> [What is asked]:
Report how many lines contain "title". Give the number and nothing else.

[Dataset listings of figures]
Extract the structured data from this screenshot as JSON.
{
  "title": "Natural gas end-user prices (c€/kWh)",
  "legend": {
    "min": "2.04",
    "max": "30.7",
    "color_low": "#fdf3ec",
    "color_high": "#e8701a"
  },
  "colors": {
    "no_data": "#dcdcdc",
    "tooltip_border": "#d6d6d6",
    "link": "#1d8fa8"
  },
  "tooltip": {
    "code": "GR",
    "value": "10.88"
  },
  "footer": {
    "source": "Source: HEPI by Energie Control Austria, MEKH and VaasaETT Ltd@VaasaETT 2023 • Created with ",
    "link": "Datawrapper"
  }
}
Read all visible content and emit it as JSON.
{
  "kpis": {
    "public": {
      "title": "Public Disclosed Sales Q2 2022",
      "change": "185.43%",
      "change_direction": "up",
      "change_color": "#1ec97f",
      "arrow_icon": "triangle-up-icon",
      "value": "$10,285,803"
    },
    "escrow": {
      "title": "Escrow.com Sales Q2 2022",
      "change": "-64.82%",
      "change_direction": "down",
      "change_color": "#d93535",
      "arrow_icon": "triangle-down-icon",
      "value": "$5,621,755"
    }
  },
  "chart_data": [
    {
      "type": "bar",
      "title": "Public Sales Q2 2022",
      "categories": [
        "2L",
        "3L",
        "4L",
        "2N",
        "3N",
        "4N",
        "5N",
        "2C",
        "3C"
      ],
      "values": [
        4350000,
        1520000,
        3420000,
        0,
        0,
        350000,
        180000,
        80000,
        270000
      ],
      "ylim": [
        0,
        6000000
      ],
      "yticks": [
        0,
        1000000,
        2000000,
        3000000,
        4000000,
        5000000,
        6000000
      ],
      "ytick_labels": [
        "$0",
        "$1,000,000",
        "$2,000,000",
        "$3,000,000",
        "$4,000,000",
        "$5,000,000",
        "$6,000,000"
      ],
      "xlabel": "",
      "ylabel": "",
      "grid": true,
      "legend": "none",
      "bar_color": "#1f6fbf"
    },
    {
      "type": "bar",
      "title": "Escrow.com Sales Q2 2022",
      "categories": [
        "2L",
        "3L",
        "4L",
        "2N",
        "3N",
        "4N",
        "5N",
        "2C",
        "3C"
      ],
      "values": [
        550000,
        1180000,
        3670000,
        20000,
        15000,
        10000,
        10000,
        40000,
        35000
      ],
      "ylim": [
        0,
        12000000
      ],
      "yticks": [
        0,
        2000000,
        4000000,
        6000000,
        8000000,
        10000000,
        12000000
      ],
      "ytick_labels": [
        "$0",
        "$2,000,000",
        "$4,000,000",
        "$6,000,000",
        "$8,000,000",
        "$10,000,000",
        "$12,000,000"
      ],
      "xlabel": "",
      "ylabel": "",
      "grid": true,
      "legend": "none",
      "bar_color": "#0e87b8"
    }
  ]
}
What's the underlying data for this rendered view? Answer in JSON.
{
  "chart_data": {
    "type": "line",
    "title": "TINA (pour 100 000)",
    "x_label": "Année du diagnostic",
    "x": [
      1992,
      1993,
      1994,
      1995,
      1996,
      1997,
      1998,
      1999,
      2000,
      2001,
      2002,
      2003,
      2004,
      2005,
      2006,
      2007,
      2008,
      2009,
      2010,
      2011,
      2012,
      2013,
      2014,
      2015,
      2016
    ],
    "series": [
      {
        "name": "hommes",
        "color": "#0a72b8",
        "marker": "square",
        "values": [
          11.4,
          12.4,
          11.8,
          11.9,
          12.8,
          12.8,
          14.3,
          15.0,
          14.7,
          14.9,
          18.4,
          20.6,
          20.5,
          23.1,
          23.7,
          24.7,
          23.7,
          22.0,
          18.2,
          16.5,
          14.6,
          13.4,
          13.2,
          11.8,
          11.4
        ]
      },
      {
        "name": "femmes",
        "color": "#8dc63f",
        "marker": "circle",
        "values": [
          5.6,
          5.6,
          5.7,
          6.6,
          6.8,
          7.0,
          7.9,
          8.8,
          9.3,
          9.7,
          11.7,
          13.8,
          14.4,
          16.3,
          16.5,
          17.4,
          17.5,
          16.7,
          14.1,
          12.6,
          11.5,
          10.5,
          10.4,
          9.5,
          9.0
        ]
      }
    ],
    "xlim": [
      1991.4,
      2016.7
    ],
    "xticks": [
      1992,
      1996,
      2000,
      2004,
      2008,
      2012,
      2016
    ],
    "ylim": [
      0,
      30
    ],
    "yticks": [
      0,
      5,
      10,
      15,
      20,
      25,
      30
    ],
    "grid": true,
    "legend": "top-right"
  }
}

> [Final result]:
6